**Request**
From the listing below, tally the lines that include "опять". Return only the total.

**Raw data**
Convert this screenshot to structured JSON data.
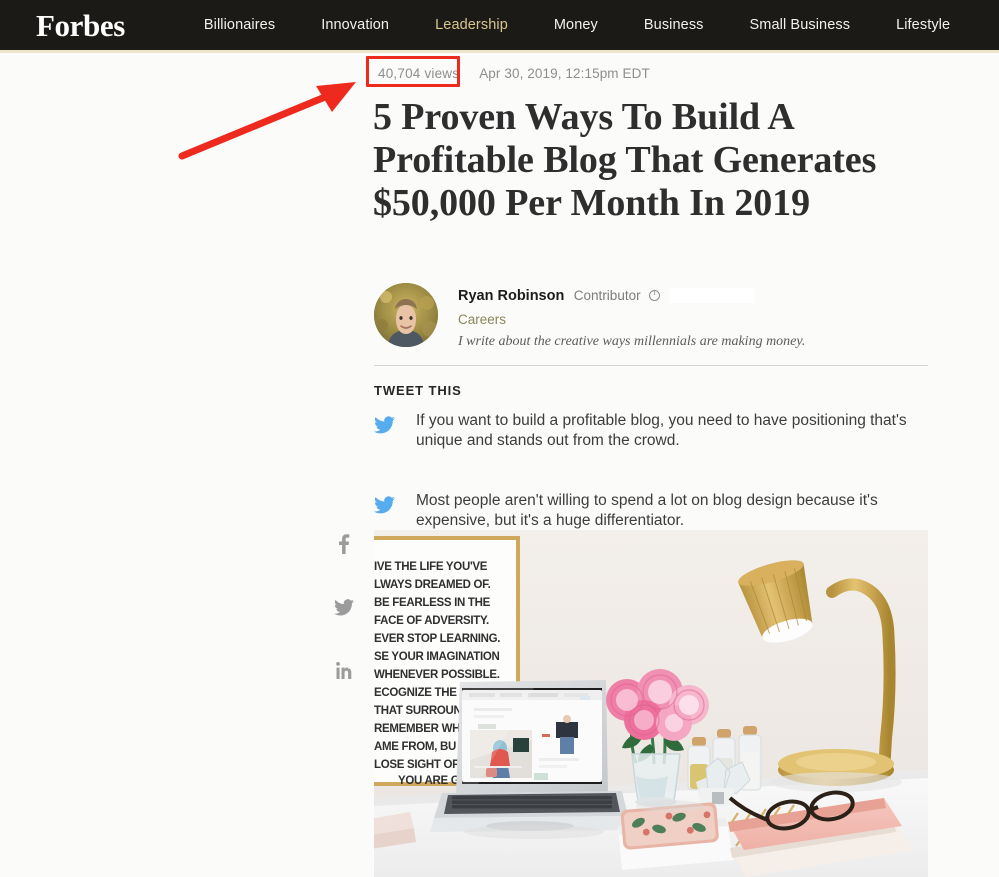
{
  "header": {
    "brand": "Forbes",
    "nav_items": [
      {
        "label": "Billionaires",
        "active": false
      },
      {
        "label": "Innovation",
        "active": false
      },
      {
        "label": "Leadership",
        "active": true
      },
      {
        "label": "Money",
        "active": false
      },
      {
        "label": "Business",
        "active": false
      },
      {
        "label": "Small Business",
        "active": false
      },
      {
        "label": "Lifestyle",
        "active": false
      }
    ],
    "active_accent": "#d8c68f",
    "bar_color": "#1b1a17"
  },
  "article": {
    "views": "40,704 views",
    "published": "Apr 30, 2019, 12:15pm EDT",
    "headline": "5 Proven Ways To Build A Profitable Blog That Generates $50,000 Per Month In 2019",
    "author": {
      "name": "Ryan Robinson",
      "role": "Contributor",
      "topic": "Careers",
      "bio": "I write about the creative ways millennials are making money."
    }
  },
  "tweet_this": {
    "heading": "TWEET THIS",
    "quotes": [
      "If you want to build a profitable blog, you need to have positioning that's unique and stands out from the crowd.",
      "Most people aren't willing to spend a lot on blog design because it's expensive, but it's a huge differentiator."
    ]
  },
  "share": {
    "items": [
      {
        "icon": "facebook-icon",
        "label": "f"
      },
      {
        "icon": "twitter-icon",
        "label": ""
      },
      {
        "icon": "linkedin-icon",
        "label": "in"
      }
    ]
  },
  "annotation": {
    "highlight_color": "#ee2a1f",
    "arrow_color": "#ee2a1f",
    "target": "40,704 views"
  },
  "hero_image": {
    "alt": "Laptop on a white desk with pink roses, gold lamp, notebooks and a motivational poster",
    "poster_lines": [
      "IVE THE LIFE YOU'VE",
      "LWAYS  DREAMED OF.",
      "BE FEARLESS IN THE",
      "FACE OF ADVERSITY.",
      "EVER STOP LEARNING.",
      "SE YOUR IMAGINATION",
      "WHENEVER POSSIBLE.",
      "ECOGNIZE THE   AUTY",
      "THAT SURROUN",
      "REMEMBER WHI",
      "AME FROM, BU",
      "LOSE SIGHT OF",
      "YOU ARE GO"
    ]
  }
}
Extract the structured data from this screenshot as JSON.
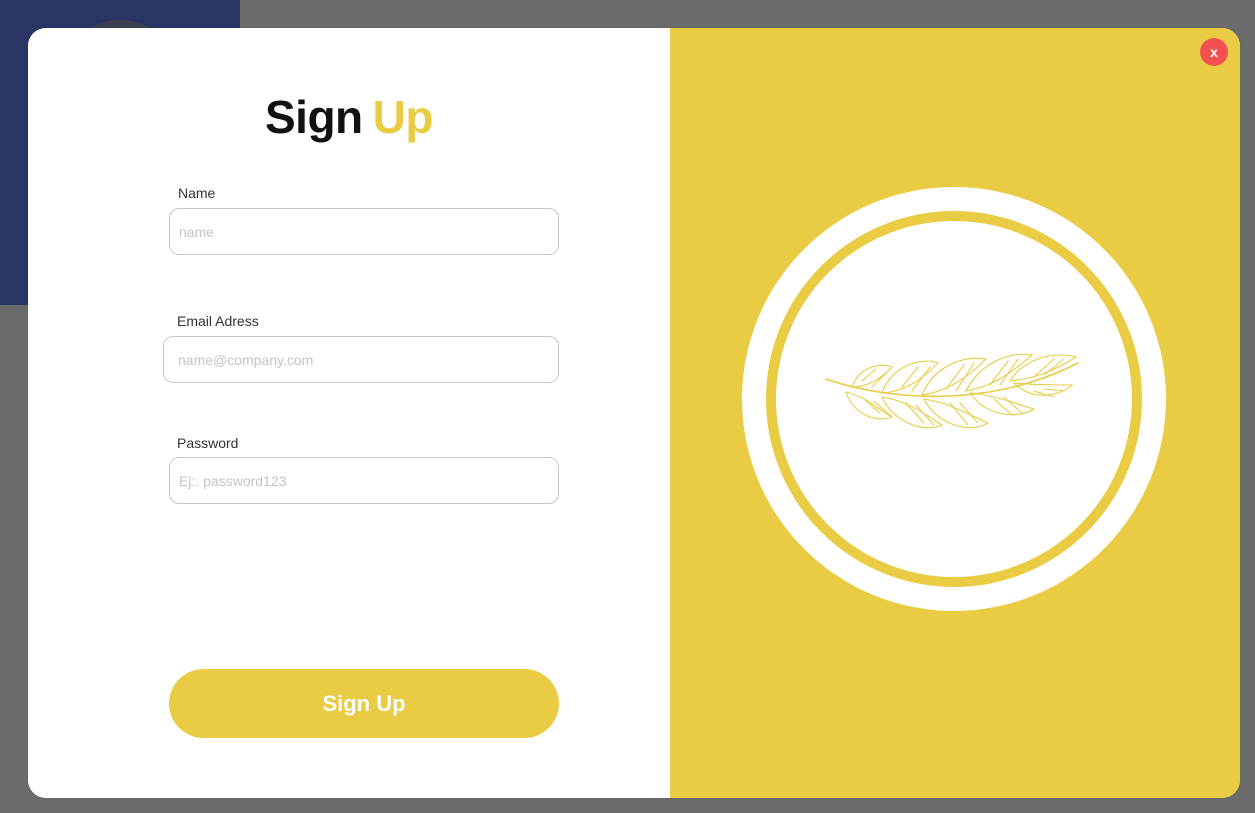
{
  "modal": {
    "title_part1": "Sign",
    "title_part2": "Up",
    "close_label": "x",
    "fields": {
      "name": {
        "label": "Name",
        "placeholder": "name",
        "value": ""
      },
      "email": {
        "label": "Email Adress",
        "placeholder": "name@company.com",
        "value": ""
      },
      "password": {
        "label": "Password",
        "placeholder": "Ej:. password123",
        "value": ""
      }
    },
    "submit_label": "Sign Up",
    "emblem_icon": "feather-icon"
  },
  "colors": {
    "accent": "#e9cb44",
    "close": "#f2514f",
    "backdrop": "#6b6b6b",
    "navy": "#2a3566"
  }
}
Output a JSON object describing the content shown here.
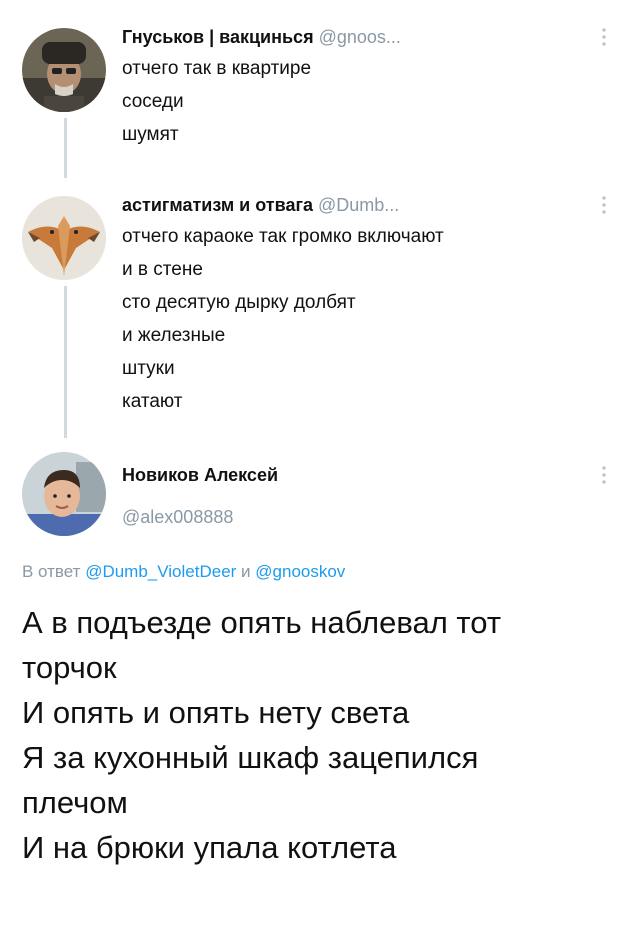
{
  "tweets": [
    {
      "author": "Гнуськов | вакцинься",
      "handle": "@gnoos...",
      "lines": [
        "отчего так в квартире",
        "соседи",
        "шумят"
      ]
    },
    {
      "author": "астигматизм и отвага",
      "handle": "@Dumb...",
      "lines": [
        "отчего караоке так громко включают",
        "и в стене",
        "сто десятую дырку долбят",
        "и железные",
        "штуки",
        "катают"
      ]
    }
  ],
  "reply": {
    "author": "Новиков Алексей",
    "handle": "@alex008888",
    "reply_prefix": "В ответ",
    "reply_user_1": "@Dumb_VioletDeer",
    "reply_conj": "и",
    "reply_user_2": "@gnooskov",
    "lines": [
      "А в подъезде опять наблевал тот",
      "торчок",
      "И опять и опять нету света",
      "Я за кухонный шкаф зацепился",
      "плечом",
      "И на брюки упала котлета"
    ]
  },
  "icons": {
    "more": "vertical-dots-icon"
  },
  "colors": {
    "handle": "#8b98a5",
    "link": "#1d9bf0",
    "thread_line": "#cfd9de"
  }
}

**Written response**
2